Scan the data below for the string "this". Copy every line where it appears.

** start Listed records **

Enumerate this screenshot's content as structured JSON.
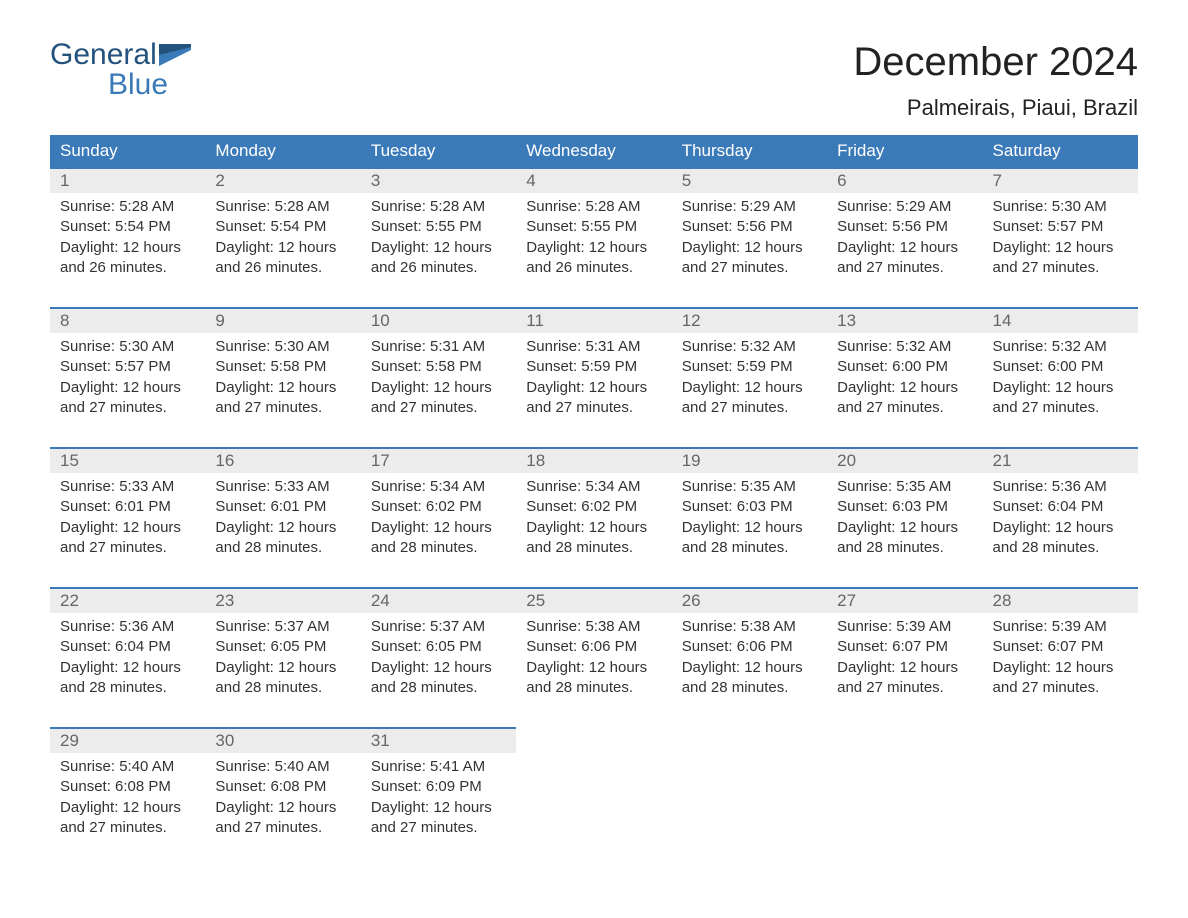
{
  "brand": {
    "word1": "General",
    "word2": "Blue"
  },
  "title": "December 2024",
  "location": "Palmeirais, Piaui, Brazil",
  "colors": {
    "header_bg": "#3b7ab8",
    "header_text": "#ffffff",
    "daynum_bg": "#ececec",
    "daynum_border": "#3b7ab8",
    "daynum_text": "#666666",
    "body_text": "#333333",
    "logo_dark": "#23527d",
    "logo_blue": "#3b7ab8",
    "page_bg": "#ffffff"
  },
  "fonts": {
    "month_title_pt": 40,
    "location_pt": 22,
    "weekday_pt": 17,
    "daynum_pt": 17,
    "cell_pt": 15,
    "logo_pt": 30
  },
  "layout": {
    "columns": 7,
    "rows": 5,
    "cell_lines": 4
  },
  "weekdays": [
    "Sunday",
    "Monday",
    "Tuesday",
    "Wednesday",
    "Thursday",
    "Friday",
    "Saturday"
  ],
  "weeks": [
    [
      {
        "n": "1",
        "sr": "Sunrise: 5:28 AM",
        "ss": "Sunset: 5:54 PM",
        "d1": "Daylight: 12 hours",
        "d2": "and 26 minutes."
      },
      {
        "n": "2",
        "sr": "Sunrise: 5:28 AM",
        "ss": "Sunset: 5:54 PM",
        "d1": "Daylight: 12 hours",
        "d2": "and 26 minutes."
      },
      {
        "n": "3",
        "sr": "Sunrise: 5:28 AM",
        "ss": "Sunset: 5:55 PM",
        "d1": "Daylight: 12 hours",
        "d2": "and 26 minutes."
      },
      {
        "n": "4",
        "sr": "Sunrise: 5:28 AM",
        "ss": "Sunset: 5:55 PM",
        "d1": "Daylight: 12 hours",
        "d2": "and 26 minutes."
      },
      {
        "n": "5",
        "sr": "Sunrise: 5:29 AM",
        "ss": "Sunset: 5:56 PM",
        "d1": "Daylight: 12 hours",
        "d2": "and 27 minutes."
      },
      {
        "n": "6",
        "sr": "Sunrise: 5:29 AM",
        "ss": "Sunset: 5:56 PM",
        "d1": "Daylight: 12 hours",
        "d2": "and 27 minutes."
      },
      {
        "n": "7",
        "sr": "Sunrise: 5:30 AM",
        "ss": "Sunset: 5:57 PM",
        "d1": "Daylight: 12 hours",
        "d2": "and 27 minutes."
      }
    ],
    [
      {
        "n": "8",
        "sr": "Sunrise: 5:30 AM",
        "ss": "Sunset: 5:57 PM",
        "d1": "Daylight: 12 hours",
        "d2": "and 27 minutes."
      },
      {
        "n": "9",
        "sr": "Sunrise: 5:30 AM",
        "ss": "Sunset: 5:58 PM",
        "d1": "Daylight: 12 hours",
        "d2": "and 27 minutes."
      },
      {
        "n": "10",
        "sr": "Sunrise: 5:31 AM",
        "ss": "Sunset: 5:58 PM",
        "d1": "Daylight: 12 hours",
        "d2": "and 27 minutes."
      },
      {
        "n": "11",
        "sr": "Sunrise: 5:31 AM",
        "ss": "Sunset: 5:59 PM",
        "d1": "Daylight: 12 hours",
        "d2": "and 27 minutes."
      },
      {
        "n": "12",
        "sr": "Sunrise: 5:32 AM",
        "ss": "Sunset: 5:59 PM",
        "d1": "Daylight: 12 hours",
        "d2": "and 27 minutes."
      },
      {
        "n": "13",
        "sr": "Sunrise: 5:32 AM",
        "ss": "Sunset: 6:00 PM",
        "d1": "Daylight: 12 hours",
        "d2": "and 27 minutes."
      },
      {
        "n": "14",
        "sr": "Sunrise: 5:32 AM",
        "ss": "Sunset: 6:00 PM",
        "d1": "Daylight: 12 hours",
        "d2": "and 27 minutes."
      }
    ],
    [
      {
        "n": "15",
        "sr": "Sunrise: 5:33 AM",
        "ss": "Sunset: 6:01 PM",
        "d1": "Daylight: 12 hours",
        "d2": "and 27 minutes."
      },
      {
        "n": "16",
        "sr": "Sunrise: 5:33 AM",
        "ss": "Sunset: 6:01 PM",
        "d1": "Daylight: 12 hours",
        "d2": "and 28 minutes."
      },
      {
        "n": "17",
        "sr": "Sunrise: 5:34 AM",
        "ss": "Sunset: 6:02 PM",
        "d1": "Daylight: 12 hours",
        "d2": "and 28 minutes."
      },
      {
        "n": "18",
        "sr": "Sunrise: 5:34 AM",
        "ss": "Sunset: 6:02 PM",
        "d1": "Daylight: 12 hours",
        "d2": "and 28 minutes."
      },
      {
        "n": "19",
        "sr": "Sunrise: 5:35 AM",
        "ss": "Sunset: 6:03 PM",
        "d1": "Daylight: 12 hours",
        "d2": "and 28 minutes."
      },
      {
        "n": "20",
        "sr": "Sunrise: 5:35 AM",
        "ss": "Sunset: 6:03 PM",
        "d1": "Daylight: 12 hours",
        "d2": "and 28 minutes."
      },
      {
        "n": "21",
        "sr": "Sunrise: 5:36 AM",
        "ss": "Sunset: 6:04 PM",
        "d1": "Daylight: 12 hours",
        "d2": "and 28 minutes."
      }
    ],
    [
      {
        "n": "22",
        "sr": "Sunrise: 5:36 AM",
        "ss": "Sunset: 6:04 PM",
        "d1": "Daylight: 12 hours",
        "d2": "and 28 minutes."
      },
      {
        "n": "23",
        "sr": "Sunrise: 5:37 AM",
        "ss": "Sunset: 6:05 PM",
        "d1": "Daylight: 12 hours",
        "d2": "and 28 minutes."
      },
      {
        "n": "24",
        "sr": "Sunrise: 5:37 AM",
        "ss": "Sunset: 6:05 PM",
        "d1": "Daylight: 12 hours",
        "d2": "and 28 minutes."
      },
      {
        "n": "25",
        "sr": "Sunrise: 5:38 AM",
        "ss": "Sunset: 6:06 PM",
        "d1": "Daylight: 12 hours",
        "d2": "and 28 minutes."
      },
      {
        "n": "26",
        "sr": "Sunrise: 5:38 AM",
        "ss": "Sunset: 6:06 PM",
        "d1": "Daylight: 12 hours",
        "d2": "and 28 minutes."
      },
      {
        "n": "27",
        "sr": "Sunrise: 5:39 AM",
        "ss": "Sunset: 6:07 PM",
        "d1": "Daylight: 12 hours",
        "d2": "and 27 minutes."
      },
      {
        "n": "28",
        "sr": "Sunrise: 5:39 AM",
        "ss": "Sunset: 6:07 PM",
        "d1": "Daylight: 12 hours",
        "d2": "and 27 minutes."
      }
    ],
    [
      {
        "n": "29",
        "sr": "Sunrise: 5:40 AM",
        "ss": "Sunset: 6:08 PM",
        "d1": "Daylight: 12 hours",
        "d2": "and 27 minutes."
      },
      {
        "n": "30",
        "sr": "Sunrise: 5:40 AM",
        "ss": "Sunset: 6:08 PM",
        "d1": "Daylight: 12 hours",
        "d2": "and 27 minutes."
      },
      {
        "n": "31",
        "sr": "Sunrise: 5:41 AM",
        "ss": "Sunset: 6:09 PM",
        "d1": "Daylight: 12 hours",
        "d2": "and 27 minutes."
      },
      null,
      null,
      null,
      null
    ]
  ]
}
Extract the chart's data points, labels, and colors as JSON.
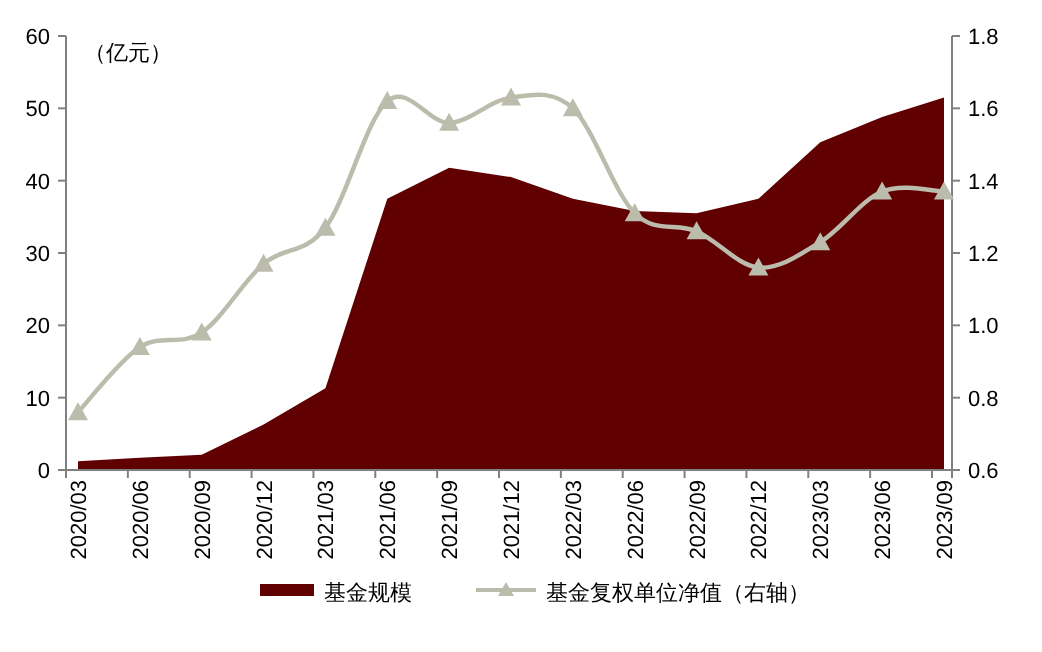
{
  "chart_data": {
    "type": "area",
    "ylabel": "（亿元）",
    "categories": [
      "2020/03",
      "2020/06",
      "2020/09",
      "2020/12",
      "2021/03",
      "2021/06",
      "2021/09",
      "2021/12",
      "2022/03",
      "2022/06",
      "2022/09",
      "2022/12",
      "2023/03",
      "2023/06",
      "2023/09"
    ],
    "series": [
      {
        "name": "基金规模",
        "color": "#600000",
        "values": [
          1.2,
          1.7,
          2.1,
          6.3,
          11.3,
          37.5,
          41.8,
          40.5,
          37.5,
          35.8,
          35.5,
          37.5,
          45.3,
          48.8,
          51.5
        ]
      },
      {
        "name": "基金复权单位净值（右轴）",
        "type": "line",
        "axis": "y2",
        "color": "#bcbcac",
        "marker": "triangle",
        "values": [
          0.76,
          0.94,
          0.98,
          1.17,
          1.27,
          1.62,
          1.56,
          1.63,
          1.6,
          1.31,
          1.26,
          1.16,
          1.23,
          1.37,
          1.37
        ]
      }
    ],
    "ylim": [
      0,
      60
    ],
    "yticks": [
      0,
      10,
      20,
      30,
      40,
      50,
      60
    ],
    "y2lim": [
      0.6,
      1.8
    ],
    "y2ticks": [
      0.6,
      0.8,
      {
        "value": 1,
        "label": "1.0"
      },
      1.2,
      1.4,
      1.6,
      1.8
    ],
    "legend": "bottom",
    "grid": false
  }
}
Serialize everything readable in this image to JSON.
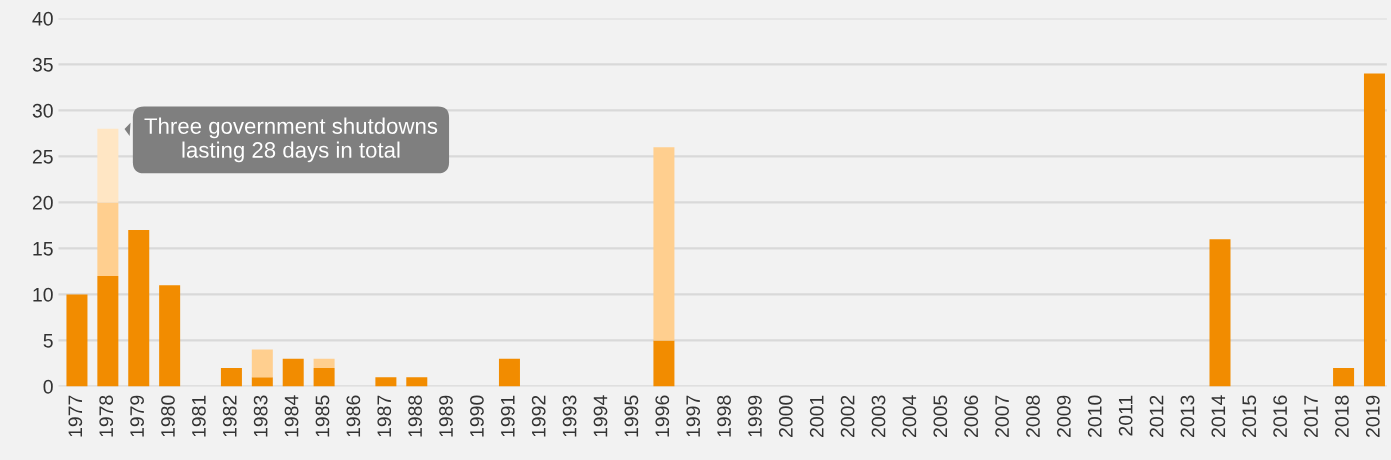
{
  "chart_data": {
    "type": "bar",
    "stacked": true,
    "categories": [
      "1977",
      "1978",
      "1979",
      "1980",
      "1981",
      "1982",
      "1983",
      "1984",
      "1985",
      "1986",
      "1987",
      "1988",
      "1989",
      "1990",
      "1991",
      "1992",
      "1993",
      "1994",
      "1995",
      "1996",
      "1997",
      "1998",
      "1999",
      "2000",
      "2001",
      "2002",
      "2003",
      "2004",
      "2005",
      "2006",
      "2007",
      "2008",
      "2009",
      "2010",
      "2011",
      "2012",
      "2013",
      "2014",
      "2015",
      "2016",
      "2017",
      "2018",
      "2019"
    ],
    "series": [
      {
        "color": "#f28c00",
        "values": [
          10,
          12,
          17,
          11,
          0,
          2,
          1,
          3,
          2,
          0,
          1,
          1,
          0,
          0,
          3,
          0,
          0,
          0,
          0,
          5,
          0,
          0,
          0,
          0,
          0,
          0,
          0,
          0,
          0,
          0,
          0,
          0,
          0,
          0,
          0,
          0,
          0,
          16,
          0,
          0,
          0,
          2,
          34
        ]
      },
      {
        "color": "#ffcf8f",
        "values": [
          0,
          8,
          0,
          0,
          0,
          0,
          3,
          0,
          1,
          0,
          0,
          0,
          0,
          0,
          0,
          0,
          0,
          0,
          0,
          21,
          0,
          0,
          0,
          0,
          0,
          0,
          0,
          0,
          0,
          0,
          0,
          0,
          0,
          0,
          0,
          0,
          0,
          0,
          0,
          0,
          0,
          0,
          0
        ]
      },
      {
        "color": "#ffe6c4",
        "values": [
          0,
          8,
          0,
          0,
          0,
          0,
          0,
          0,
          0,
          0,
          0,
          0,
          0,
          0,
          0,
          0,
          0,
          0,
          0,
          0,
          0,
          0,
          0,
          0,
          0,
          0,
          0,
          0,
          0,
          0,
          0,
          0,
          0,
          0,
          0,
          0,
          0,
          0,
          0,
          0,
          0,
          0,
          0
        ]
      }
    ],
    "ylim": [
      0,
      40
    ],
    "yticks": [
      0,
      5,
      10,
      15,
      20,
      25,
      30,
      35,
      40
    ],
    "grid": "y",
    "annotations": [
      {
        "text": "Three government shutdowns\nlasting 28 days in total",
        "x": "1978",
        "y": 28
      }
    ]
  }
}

** end Listed records **

Full answer ▸
Enumerate this screenshot's content as structured JSON.
Serialize everything readable in this image to JSON.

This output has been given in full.